_RECORDS FOR PROCESSING_
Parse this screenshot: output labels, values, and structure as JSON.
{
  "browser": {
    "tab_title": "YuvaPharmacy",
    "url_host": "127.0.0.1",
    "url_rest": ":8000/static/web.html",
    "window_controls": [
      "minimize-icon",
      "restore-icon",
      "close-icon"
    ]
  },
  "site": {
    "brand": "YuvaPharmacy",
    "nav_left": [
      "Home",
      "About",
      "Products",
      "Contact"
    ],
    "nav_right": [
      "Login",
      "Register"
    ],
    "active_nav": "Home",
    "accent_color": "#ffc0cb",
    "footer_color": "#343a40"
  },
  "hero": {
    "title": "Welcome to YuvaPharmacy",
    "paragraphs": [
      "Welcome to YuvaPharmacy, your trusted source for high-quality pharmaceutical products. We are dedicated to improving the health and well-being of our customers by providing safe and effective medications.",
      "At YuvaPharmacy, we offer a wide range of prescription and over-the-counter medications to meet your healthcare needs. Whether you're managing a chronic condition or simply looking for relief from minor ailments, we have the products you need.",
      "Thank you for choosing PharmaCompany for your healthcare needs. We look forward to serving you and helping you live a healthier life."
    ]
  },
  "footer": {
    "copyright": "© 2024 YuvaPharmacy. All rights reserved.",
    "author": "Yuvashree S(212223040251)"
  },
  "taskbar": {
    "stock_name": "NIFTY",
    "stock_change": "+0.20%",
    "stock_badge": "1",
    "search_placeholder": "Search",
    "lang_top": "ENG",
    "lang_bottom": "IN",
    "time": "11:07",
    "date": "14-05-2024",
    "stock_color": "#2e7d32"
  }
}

_SET EXERCISE_
Write out every line of the records exactly.

_EXERCISE RESPONSE_
Parse this screenshot: output labels, values, and structure as JSON.
{
  "browser": {
    "tab_title": "YuvaPharmacy",
    "url_host": "127.0.0.1",
    "url_rest": ":8000/static/web.html",
    "window_controls": [
      "minimize-icon",
      "restore-icon",
      "close-icon"
    ]
  },
  "site": {
    "brand": "YuvaPharmacy",
    "nav_left": [
      "Home",
      "About",
      "Products",
      "Contact"
    ],
    "nav_right": [
      "Login",
      "Register"
    ],
    "active_nav": "Home",
    "accent_color": "#ffc0cb",
    "footer_color": "#343a40"
  },
  "hero": {
    "title": "Welcome to YuvaPharmacy",
    "paragraphs": [
      "Welcome to YuvaPharmacy, your trusted source for high-quality pharmaceutical products. We are dedicated to improving the health and well-being of our customers by providing safe and effective medications.",
      "At YuvaPharmacy, we offer a wide range of prescription and over-the-counter medications to meet your healthcare needs. Whether you're managing a chronic condition or simply looking for relief from minor ailments, we have the products you need.",
      "Thank you for choosing PharmaCompany for your healthcare needs. We look forward to serving you and helping you live a healthier life."
    ]
  },
  "footer": {
    "copyright": "© 2024 YuvaPharmacy. All rights reserved.",
    "author": "Yuvashree S(212223040251)"
  },
  "taskbar": {
    "stock_name": "NIFTY",
    "stock_change": "+0.20%",
    "stock_badge": "1",
    "search_placeholder": "Search",
    "lang_top": "ENG",
    "lang_bottom": "IN",
    "time": "11:07",
    "date": "14-05-2024",
    "stock_color": "#2e7d32"
  }
}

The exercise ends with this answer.